[Source records]
···
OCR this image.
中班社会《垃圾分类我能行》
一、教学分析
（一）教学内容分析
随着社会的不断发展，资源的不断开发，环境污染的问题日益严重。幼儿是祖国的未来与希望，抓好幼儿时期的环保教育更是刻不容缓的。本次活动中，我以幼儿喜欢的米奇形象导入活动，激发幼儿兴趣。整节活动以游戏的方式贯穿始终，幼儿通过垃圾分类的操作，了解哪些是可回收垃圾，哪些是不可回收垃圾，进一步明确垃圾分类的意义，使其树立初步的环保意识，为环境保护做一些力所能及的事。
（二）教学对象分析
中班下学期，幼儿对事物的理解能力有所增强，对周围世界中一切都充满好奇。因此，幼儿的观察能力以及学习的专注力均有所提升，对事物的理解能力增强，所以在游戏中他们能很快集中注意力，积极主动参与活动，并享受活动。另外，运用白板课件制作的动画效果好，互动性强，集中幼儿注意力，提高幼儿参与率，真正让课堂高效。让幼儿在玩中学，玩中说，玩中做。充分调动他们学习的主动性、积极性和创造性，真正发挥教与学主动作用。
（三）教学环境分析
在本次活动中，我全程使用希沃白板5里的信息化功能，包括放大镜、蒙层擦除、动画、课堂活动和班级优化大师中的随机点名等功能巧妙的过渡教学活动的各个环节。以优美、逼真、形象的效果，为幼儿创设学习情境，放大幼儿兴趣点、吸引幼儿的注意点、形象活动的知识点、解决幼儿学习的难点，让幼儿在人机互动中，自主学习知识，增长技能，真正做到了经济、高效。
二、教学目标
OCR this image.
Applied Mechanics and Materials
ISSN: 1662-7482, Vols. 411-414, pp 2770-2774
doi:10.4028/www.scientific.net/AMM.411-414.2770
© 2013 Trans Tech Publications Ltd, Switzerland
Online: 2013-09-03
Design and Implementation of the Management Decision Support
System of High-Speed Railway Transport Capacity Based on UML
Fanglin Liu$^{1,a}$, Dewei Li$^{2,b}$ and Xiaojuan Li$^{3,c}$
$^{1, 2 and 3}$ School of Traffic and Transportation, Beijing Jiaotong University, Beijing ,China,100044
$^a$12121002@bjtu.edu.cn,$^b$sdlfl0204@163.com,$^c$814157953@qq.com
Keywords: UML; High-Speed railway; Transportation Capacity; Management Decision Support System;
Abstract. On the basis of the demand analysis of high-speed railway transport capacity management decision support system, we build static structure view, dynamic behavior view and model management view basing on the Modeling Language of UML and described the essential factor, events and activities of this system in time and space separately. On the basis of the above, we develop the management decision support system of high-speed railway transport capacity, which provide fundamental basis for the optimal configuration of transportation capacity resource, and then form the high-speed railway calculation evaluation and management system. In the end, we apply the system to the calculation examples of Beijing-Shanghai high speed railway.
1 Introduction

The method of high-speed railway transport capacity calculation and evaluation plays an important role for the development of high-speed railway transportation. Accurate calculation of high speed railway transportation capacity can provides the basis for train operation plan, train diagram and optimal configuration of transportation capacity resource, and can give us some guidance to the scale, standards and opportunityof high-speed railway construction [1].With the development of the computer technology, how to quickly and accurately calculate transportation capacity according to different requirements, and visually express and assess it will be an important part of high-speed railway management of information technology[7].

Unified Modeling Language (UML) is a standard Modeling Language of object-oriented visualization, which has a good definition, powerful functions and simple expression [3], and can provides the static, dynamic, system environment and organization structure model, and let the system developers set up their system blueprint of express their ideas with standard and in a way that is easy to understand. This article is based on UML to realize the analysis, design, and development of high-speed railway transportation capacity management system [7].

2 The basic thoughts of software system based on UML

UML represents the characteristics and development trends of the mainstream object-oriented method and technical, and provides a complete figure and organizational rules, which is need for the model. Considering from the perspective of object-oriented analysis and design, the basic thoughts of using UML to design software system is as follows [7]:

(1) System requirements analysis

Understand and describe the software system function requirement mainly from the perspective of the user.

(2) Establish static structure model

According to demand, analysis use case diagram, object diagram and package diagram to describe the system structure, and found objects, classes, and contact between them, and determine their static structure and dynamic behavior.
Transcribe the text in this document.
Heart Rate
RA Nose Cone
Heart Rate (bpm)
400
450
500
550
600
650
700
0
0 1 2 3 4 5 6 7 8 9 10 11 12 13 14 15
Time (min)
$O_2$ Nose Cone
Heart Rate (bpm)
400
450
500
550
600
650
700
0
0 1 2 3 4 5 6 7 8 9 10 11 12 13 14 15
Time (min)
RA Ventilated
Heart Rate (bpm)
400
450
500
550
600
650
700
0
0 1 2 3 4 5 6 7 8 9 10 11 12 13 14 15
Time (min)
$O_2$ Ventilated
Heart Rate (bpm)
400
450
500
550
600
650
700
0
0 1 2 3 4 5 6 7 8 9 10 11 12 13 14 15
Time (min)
···
__To be done__: Give all the records again. Match them exactly.

__Full answer__:
OCR this image.
中班社会《垃圾分类我能行》
一、教学分析
（一）教学内容分析
随着社会的不断发展，资源的不断开发，环境污染的问题日益严重。幼儿是祖国的未来与希望，抓好幼儿时期的环保教育更是刻不容缓的。本次活动中，我以幼儿喜欢的米奇形象导入活动，激发幼儿兴趣。整节活动以游戏的方式贯穿始终，幼儿通过垃圾分类的操作，了解哪些是可回收垃圾，哪些是不可回收垃圾，进一步明确垃圾分类的意义，使其树立初步的环保意识，为环境保护做一些力所能及的事。
（二）教学对象分析
中班下学期，幼儿对事物的理解能力有所增强，对周围世界中一切都充满好奇。因此，幼儿的观察能力以及学习的专注力均有所提升，对事物的理解能力增强，所以在游戏中他们能很快集中注意力，积极主动参与活动，并享受活动。另外，运用白板课件制作的动画效果好，互动性强，集中幼儿注意力，提高幼儿参与率，真正让课堂高效。让幼儿在玩中学，玩中说，玩中做。充分调动他们学习的主动性、积极性和创造性，真正发挥教与学主动作用。
（三）教学环境分析
在本次活动中，我全程使用希沃白板5里的信息化功能，包括放大镜、蒙层擦除、动画、课堂活动和班级优化大师中的随机点名等功能巧妙的过渡教学活动的各个环节。以优美、逼真、形象的效果，为幼儿创设学习情境，放大幼儿兴趣点、吸引幼儿的注意点、形象活动的知识点、解决幼儿学习的难点，让幼儿在人机互动中，自主学习知识，增长技能，真正做到了经济、高效。
二、教学目标
OCR this image.
Applied Mechanics and Materials
ISSN: 1662-7482, Vols. 411-414, pp 2770-2774
doi:10.4028/www.scientific.net/AMM.411-414.2770
© 2013 Trans Tech Publications Ltd, Switzerland
Online: 2013-09-03
Design and Implementation of the Management Decision Support
System of High-Speed Railway Transport Capacity Based on UML
Fanglin Liu$^{1,a}$, Dewei Li$^{2,b}$ and Xiaojuan Li$^{3,c}$
$^{1, 2 and 3}$ School of Traffic and Transportation, Beijing Jiaotong University, Beijing ,China,100044
$^a$12121002@bjtu.edu.cn,$^b$sdlfl0204@163.com,$^c$814157953@qq.com
Keywords: UML; High-Speed railway; Transportation Capacity; Management Decision Support System;
Abstract. On the basis of the demand analysis of high-speed railway transport capacity management decision support system, we build static structure view, dynamic behavior view and model management view basing on the Modeling Language of UML and described the essential factor, events and activities of this system in time and space separately. On the basis of the above, we develop the management decision support system of high-speed railway transport capacity, which provide fundamental basis for the optimal configuration of transportation capacity resource, and then form the high-speed railway calculation evaluation and management system. In the end, we apply the system to the calculation examples of Beijing-Shanghai high speed railway.
1 Introduction

The method of high-speed railway transport capacity calculation and evaluation plays an important role for the development of high-speed railway transportation. Accurate calculation of high speed railway transportation capacity can provides the basis for train operation plan, train diagram and optimal configuration of transportation capacity resource, and can give us some guidance to the scale, standards and opportunityof high-speed railway construction [1].With the development of the computer technology, how to quickly and accurately calculate transportation capacity according to different requirements, and visually express and assess it will be an important part of high-speed railway management of information technology[7].

Unified Modeling Language (UML) is a standard Modeling Language of object-oriented visualization, which has a good definition, powerful functions and simple expression [3], and can provides the static, dynamic, system environment and organization structure model, and let the system developers set up their system blueprint of express their ideas with standard and in a way that is easy to understand. This article is based on UML to realize the analysis, design, and development of high-speed railway transportation capacity management system [7].

2 The basic thoughts of software system based on UML

UML represents the characteristics and development trends of the mainstream object-oriented method and technical, and provides a complete figure and organizational rules, which is need for the model. Considering from the perspective of object-oriented analysis and design, the basic thoughts of using UML to design software system is as follows [7]:

(1) System requirements analysis

Understand and describe the software system function requirement mainly from the perspective of the user.

(2) Establish static structure model

According to demand, analysis use case diagram, object diagram and package diagram to describe the system structure, and found objects, classes, and contact between them, and determine their static structure and dynamic behavior.
Transcribe the text in this document.
Heart Rate
RA Nose Cone
Heart Rate (bpm)
400
450
500
550
600
650
700
0
0 1 2 3 4 5 6 7 8 9 10 11 12 13 14 15
Time (min)
$O_2$ Nose Cone
Heart Rate (bpm)
400
450
500
550
600
650
700
0
0 1 2 3 4 5 6 7 8 9 10 11 12 13 14 15
Time (min)
RA Ventilated
Heart Rate (bpm)
400
450
500
550
600
650
700
0
0 1 2 3 4 5 6 7 8 9 10 11 12 13 14 15
Time (min)
$O_2$ Ventilated
Heart Rate (bpm)
400
450
500
550
600
650
700
0
0 1 2 3 4 5 6 7 8 9 10 11 12 13 14 15
Time (min)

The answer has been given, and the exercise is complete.